## Provided information:
--- BEGIN ---
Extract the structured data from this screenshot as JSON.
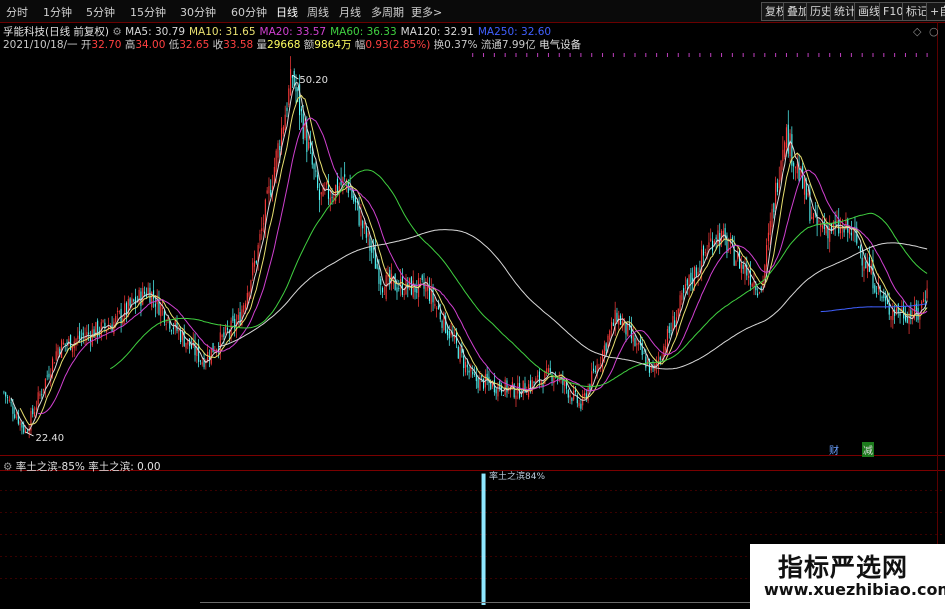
{
  "toolbar": {
    "periods": [
      "分时",
      "1分钟",
      "5分钟",
      "15分钟",
      "30分钟",
      "60分钟",
      "日线",
      "周线",
      "月线",
      "多周期",
      "更多>"
    ],
    "active_period": "日线",
    "right_buttons": [
      "复权",
      "叠加",
      "历史",
      "统计",
      "画线",
      "F10",
      "标记",
      "+自选"
    ]
  },
  "header": {
    "stock_title": "孚能科技(日线 前复权)",
    "ma_labels": [
      "MA5: 30.79",
      "MA10: 31.65",
      "MA20: 33.57",
      "MA60: 36.33",
      "MA120: 32.91",
      "MA250: 32.60"
    ],
    "ma_colors": [
      "#d8d8d8",
      "#e8e070",
      "#d040d0",
      "#40d040",
      "#d8d8d8",
      "#4060ff"
    ],
    "date": "2021/10/18/一",
    "open_label": "开",
    "open": "32.70",
    "high_label": "高",
    "high": "34.00",
    "low_label": "低",
    "low": "32.65",
    "close_label": "收",
    "close": "33.58",
    "volume_label": "量",
    "volume": "29668",
    "amount_label": "额",
    "amount": "9864万",
    "change_label": "幅",
    "change": "0.93(2.85%)",
    "turnover_label": "换",
    "turnover": "0.37%",
    "float_label": "流通",
    "float_cap": "7.99亿",
    "sector": "电气设备"
  },
  "price_annotations": {
    "high_label": "50.20",
    "low_label": "22.40"
  },
  "badges": {
    "cai": "财",
    "jian": "减"
  },
  "sub_chart": {
    "title": "率土之滨-85%",
    "value_label": "率土之滨: 0.00",
    "spike_label": "率土之滨84%"
  },
  "watermark": {
    "cn": "指标严选网",
    "url": "www.xuezhibiao.com"
  },
  "colors": {
    "up": "#ff3c3c",
    "down": "#54ffff",
    "background": "#000000",
    "grid": "#3a0000"
  },
  "chart_data": {
    "type": "candlestick",
    "ylim": [
      21,
      52
    ],
    "price_max": 50.2,
    "price_min": 22.4,
    "anchor_closes": [
      [
        0,
        25.5
      ],
      [
        12,
        22.4
      ],
      [
        30,
        29.0
      ],
      [
        60,
        30.8
      ],
      [
        80,
        33.5
      ],
      [
        95,
        30.5
      ],
      [
        110,
        28.0
      ],
      [
        130,
        31.0
      ],
      [
        140,
        36.0
      ],
      [
        160,
        50.2
      ],
      [
        175,
        40.5
      ],
      [
        190,
        42.0
      ],
      [
        210,
        34.0
      ],
      [
        235,
        33.5
      ],
      [
        260,
        26.5
      ],
      [
        285,
        25.6
      ],
      [
        305,
        27.0
      ],
      [
        320,
        24.4
      ],
      [
        340,
        31.5
      ],
      [
        360,
        27.0
      ],
      [
        380,
        34.0
      ],
      [
        395,
        38.0
      ],
      [
        420,
        33.5
      ],
      [
        433,
        46.0
      ],
      [
        450,
        38.5
      ],
      [
        470,
        38.0
      ],
      [
        490,
        32.0
      ],
      [
        507,
        31.5
      ],
      [
        512,
        33.58
      ]
    ],
    "ma_periods": [
      5,
      10,
      20,
      60,
      120,
      250
    ],
    "sub_values": {
      "spike_index": 266,
      "spike_value": 84
    }
  }
}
--- END ---
## Stated exercise:
Quote the records above in full, dropping each picture.

## Answer to the exercise:
Extract the structured data from this screenshot as JSON.
{
  "toolbar": {
    "periods": [
      "分时",
      "1分钟",
      "5分钟",
      "15分钟",
      "30分钟",
      "60分钟",
      "日线",
      "周线",
      "月线",
      "多周期",
      "更多>"
    ],
    "active_period": "日线",
    "right_buttons": [
      "复权",
      "叠加",
      "历史",
      "统计",
      "画线",
      "F10",
      "标记",
      "+自选"
    ]
  },
  "header": {
    "stock_title": "孚能科技(日线 前复权)",
    "ma_labels": [
      "MA5: 30.79",
      "MA10: 31.65",
      "MA20: 33.57",
      "MA60: 36.33",
      "MA120: 32.91",
      "MA250: 32.60"
    ],
    "ma_colors": [
      "#d8d8d8",
      "#e8e070",
      "#d040d0",
      "#40d040",
      "#d8d8d8",
      "#4060ff"
    ],
    "date": "2021/10/18/一",
    "open_label": "开",
    "open": "32.70",
    "high_label": "高",
    "high": "34.00",
    "low_label": "低",
    "low": "32.65",
    "close_label": "收",
    "close": "33.58",
    "volume_label": "量",
    "volume": "29668",
    "amount_label": "额",
    "amount": "9864万",
    "change_label": "幅",
    "change": "0.93(2.85%)",
    "turnover_label": "换",
    "turnover": "0.37%",
    "float_label": "流通",
    "float_cap": "7.99亿",
    "sector": "电气设备"
  },
  "price_annotations": {
    "high_label": "50.20",
    "low_label": "22.40"
  },
  "badges": {
    "cai": "财",
    "jian": "减"
  },
  "sub_chart": {
    "title": "率土之滨-85%",
    "value_label": "率土之滨: 0.00",
    "spike_label": "率土之滨84%"
  },
  "watermark": {
    "cn": "指标严选网",
    "url": "www.xuezhibiao.com"
  },
  "colors": {
    "up": "#ff3c3c",
    "down": "#54ffff",
    "background": "#000000",
    "grid": "#3a0000"
  },
  "chart_data": {
    "type": "candlestick",
    "ylim": [
      21,
      52
    ],
    "price_max": 50.2,
    "price_min": 22.4,
    "anchor_closes": [
      [
        0,
        25.5
      ],
      [
        12,
        22.4
      ],
      [
        30,
        29.0
      ],
      [
        60,
        30.8
      ],
      [
        80,
        33.5
      ],
      [
        95,
        30.5
      ],
      [
        110,
        28.0
      ],
      [
        130,
        31.0
      ],
      [
        140,
        36.0
      ],
      [
        160,
        50.2
      ],
      [
        175,
        40.5
      ],
      [
        190,
        42.0
      ],
      [
        210,
        34.0
      ],
      [
        235,
        33.5
      ],
      [
        260,
        26.5
      ],
      [
        285,
        25.6
      ],
      [
        305,
        27.0
      ],
      [
        320,
        24.4
      ],
      [
        340,
        31.5
      ],
      [
        360,
        27.0
      ],
      [
        380,
        34.0
      ],
      [
        395,
        38.0
      ],
      [
        420,
        33.5
      ],
      [
        433,
        46.0
      ],
      [
        450,
        38.5
      ],
      [
        470,
        38.0
      ],
      [
        490,
        32.0
      ],
      [
        507,
        31.5
      ],
      [
        512,
        33.58
      ]
    ],
    "ma_periods": [
      5,
      10,
      20,
      60,
      120,
      250
    ],
    "sub_values": {
      "spike_index": 266,
      "spike_value": 84
    }
  }
}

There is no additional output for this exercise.